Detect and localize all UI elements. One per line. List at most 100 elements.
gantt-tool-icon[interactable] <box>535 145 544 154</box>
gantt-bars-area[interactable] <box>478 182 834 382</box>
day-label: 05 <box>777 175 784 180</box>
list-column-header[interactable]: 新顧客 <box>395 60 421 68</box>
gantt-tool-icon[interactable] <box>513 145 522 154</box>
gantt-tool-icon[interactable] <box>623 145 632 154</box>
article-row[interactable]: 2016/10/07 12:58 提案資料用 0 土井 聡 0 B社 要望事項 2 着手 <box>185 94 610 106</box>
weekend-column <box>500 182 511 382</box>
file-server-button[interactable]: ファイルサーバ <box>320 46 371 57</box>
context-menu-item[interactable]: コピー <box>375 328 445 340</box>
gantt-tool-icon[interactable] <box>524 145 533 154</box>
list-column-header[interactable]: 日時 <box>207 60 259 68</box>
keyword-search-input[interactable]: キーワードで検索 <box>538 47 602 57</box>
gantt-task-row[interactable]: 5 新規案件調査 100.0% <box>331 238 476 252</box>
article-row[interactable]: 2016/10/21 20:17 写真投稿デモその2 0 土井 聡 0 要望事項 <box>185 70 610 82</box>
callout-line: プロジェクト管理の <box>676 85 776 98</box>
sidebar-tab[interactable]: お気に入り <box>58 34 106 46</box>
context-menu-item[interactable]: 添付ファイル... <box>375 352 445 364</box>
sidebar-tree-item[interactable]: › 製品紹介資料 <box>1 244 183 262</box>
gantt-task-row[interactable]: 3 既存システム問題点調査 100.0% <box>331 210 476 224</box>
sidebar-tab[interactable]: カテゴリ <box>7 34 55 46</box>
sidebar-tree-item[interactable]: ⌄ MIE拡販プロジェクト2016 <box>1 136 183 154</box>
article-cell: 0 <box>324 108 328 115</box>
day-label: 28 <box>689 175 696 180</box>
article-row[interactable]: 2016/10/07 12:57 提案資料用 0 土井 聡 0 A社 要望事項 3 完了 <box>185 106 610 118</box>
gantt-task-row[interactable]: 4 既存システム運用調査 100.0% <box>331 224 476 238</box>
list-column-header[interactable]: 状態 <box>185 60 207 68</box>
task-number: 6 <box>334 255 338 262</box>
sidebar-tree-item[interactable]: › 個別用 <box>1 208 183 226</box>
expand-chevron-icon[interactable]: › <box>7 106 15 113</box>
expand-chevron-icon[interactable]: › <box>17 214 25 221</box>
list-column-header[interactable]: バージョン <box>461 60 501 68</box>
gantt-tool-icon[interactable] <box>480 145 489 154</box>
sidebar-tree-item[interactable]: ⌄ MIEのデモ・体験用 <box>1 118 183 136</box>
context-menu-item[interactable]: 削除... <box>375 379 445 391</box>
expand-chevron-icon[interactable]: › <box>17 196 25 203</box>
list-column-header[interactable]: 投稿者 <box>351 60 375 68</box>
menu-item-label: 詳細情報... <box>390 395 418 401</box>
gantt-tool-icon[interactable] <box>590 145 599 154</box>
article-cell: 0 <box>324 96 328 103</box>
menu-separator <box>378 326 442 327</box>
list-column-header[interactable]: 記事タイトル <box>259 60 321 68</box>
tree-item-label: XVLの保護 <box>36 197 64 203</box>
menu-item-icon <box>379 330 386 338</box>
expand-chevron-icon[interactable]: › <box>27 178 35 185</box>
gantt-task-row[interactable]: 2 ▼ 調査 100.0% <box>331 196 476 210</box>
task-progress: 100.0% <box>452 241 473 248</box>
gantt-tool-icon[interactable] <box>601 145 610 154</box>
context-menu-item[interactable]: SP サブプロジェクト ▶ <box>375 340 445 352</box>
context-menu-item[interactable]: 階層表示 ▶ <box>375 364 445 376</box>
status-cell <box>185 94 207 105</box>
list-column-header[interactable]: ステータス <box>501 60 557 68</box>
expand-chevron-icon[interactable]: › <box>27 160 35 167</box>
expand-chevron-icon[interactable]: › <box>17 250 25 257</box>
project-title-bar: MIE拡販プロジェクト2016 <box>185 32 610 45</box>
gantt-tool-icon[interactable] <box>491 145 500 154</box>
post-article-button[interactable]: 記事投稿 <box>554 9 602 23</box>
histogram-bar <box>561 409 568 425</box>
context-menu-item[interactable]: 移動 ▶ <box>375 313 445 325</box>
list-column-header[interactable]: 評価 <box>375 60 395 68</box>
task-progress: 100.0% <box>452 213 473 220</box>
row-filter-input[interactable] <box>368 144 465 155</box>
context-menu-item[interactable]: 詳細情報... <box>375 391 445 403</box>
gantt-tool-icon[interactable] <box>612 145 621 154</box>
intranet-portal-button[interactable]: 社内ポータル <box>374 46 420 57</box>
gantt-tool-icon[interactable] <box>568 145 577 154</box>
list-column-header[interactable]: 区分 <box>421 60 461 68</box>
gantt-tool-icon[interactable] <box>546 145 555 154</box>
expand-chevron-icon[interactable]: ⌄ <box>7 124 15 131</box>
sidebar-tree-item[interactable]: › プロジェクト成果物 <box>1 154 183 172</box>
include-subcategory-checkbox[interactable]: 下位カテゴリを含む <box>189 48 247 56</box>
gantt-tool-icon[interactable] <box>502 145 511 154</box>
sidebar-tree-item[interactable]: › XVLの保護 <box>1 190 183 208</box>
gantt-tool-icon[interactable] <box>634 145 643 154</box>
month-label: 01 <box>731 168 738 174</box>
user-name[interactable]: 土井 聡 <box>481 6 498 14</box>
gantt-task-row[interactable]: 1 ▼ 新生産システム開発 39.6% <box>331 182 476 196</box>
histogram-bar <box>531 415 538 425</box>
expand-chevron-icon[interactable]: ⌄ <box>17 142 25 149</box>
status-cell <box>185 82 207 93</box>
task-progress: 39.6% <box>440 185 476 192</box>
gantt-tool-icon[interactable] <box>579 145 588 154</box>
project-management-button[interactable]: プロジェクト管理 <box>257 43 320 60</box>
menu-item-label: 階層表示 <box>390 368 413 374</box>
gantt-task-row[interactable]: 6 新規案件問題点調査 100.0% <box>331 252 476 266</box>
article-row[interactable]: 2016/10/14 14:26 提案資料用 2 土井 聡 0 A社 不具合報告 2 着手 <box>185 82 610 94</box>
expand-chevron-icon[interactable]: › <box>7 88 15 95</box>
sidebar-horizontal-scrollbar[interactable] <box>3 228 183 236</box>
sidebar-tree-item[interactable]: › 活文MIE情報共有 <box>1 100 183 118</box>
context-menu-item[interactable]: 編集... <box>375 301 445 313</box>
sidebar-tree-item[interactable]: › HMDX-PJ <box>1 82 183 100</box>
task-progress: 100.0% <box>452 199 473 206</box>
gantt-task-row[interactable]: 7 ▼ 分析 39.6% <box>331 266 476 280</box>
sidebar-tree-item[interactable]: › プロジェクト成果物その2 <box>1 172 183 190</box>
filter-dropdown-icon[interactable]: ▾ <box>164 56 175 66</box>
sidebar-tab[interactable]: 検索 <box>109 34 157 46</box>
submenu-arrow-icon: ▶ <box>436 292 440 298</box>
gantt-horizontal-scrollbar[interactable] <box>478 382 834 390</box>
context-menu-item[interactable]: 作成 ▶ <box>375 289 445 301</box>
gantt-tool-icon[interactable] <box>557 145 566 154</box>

### SET TASK:
Return every line of the entries above verbatim, with no additions, omissions, or edits.

### EXERCISE RESPONSE:
Detect and localize all UI elements. One per line. List at most 100 elements.
gantt-tool-icon[interactable] <box>535 145 544 154</box>
gantt-bars-area[interactable] <box>478 182 834 382</box>
day-label: 05 <box>777 175 784 180</box>
list-column-header[interactable]: 新顧客 <box>395 60 421 68</box>
gantt-tool-icon[interactable] <box>513 145 522 154</box>
gantt-tool-icon[interactable] <box>623 145 632 154</box>
article-row[interactable]: 2016/10/07 12:58 提案資料用 0 土井 聡 0 B社 要望事項 2 着手 <box>185 94 610 106</box>
weekend-column <box>500 182 511 382</box>
file-server-button[interactable]: ファイルサーバ <box>320 46 371 57</box>
context-menu-item[interactable]: コピー <box>375 328 445 340</box>
gantt-tool-icon[interactable] <box>524 145 533 154</box>
list-column-header[interactable]: 日時 <box>207 60 259 68</box>
keyword-search-input[interactable]: キーワードで検索 <box>538 47 602 57</box>
gantt-task-row[interactable]: 5 新規案件調査 100.0% <box>331 238 476 252</box>
article-row[interactable]: 2016/10/21 20:17 写真投稿デモその2 0 土井 聡 0 要望事項 <box>185 70 610 82</box>
callout-line: プロジェクト管理の <box>676 85 776 98</box>
sidebar-tab[interactable]: お気に入り <box>58 34 106 46</box>
context-menu-item[interactable]: 添付ファイル... <box>375 352 445 364</box>
sidebar-tree-item[interactable]: › 製品紹介資料 <box>1 244 183 262</box>
gantt-task-row[interactable]: 3 既存システム問題点調査 100.0% <box>331 210 476 224</box>
sidebar-tab[interactable]: カテゴリ <box>7 34 55 46</box>
sidebar-tree-item[interactable]: ⌄ MIE拡販プロジェクト2016 <box>1 136 183 154</box>
article-cell: 0 <box>324 108 328 115</box>
day-label: 28 <box>689 175 696 180</box>
article-row[interactable]: 2016/10/07 12:57 提案資料用 0 土井 聡 0 A社 要望事項 3 完了 <box>185 106 610 118</box>
gantt-task-row[interactable]: 4 既存システム運用調査 100.0% <box>331 224 476 238</box>
list-column-header[interactable]: 状態 <box>185 60 207 68</box>
task-number: 6 <box>334 255 338 262</box>
sidebar-tree-item[interactable]: › 個別用 <box>1 208 183 226</box>
expand-chevron-icon[interactable]: › <box>7 106 15 113</box>
expand-chevron-icon[interactable]: › <box>17 214 25 221</box>
list-column-header[interactable]: バージョン <box>461 60 501 68</box>
gantt-tool-icon[interactable] <box>480 145 489 154</box>
sidebar-tree-item[interactable]: ⌄ MIEのデモ・体験用 <box>1 118 183 136</box>
context-menu-item[interactable]: 削除... <box>375 379 445 391</box>
expand-chevron-icon[interactable]: › <box>17 196 25 203</box>
list-column-header[interactable]: 投稿者 <box>351 60 375 68</box>
menu-item-label: 詳細情報... <box>390 395 418 401</box>
gantt-tool-icon[interactable] <box>590 145 599 154</box>
article-cell: 0 <box>324 96 328 103</box>
menu-separator <box>378 326 442 327</box>
list-column-header[interactable]: 記事タイトル <box>259 60 321 68</box>
tree-item-label: XVLの保護 <box>36 197 64 203</box>
menu-item-icon <box>379 330 386 338</box>
expand-chevron-icon[interactable]: › <box>27 178 35 185</box>
gantt-task-row[interactable]: 2 ▼ 調査 100.0% <box>331 196 476 210</box>
task-progress: 100.0% <box>452 241 473 248</box>
gantt-tool-icon[interactable] <box>601 145 610 154</box>
context-menu-item[interactable]: SP サブプロジェクト ▶ <box>375 340 445 352</box>
context-menu-item[interactable]: 階層表示 ▶ <box>375 364 445 376</box>
status-cell <box>185 94 207 105</box>
list-column-header[interactable]: ステータス <box>501 60 557 68</box>
expand-chevron-icon[interactable]: › <box>27 160 35 167</box>
expand-chevron-icon[interactable]: › <box>17 250 25 257</box>
project-title-bar: MIE拡販プロジェクト2016 <box>185 32 610 45</box>
gantt-tool-icon[interactable] <box>491 145 500 154</box>
post-article-button[interactable]: 記事投稿 <box>554 9 602 23</box>
histogram-bar <box>561 409 568 425</box>
context-menu-item[interactable]: 移動 ▶ <box>375 313 445 325</box>
list-column-header[interactable]: 評価 <box>375 60 395 68</box>
task-progress: 100.0% <box>452 213 473 220</box>
row-filter-input[interactable] <box>368 144 465 155</box>
context-menu-item[interactable]: 詳細情報... <box>375 391 445 403</box>
gantt-tool-icon[interactable] <box>612 145 621 154</box>
intranet-portal-button[interactable]: 社内ポータル <box>374 46 420 57</box>
gantt-tool-icon[interactable] <box>568 145 577 154</box>
list-column-header[interactable]: 区分 <box>421 60 461 68</box>
gantt-tool-icon[interactable] <box>546 145 555 154</box>
expand-chevron-icon[interactable]: ⌄ <box>7 124 15 131</box>
sidebar-tree-item[interactable]: › プロジェクト成果物 <box>1 154 183 172</box>
include-subcategory-checkbox[interactable]: 下位カテゴリを含む <box>189 48 247 56</box>
gantt-tool-icon[interactable] <box>502 145 511 154</box>
sidebar-tree-item[interactable]: › XVLの保護 <box>1 190 183 208</box>
gantt-tool-icon[interactable] <box>634 145 643 154</box>
month-label: 01 <box>731 168 738 174</box>
user-name[interactable]: 土井 聡 <box>481 6 498 14</box>
gantt-task-row[interactable]: 1 ▼ 新生産システム開発 39.6% <box>331 182 476 196</box>
histogram-bar <box>531 415 538 425</box>
expand-chevron-icon[interactable]: ⌄ <box>17 142 25 149</box>
status-cell <box>185 82 207 93</box>
task-progress: 39.6% <box>440 185 476 192</box>
gantt-tool-icon[interactable] <box>579 145 588 154</box>
project-management-button[interactable]: プロジェクト管理 <box>257 43 320 60</box>
menu-item-label: 階層表示 <box>390 368 413 374</box>
gantt-task-row[interactable]: 6 新規案件問題点調査 100.0% <box>331 252 476 266</box>
article-row[interactable]: 2016/10/14 14:26 提案資料用 2 土井 聡 0 A社 不具合報告 2 着手 <box>185 82 610 94</box>
expand-chevron-icon[interactable]: › <box>7 88 15 95</box>
sidebar-horizontal-scrollbar[interactable] <box>3 228 183 236</box>
sidebar-tree-item[interactable]: › 活文MIE情報共有 <box>1 100 183 118</box>
context-menu-item[interactable]: 編集... <box>375 301 445 313</box>
sidebar-tree-item[interactable]: › HMDX-PJ <box>1 82 183 100</box>
task-progress: 100.0% <box>452 199 473 206</box>
gantt-task-row[interactable]: 7 ▼ 分析 39.6% <box>331 266 476 280</box>
sidebar-tree-item[interactable]: › プロジェクト成果物その2 <box>1 172 183 190</box>
filter-dropdown-icon[interactable]: ▾ <box>164 56 175 66</box>
sidebar-tab[interactable]: 検索 <box>109 34 157 46</box>
submenu-arrow-icon: ▶ <box>436 292 440 298</box>
gantt-horizontal-scrollbar[interactable] <box>478 382 834 390</box>
context-menu-item[interactable]: 作成 ▶ <box>375 289 445 301</box>
gantt-tool-icon[interactable] <box>557 145 566 154</box>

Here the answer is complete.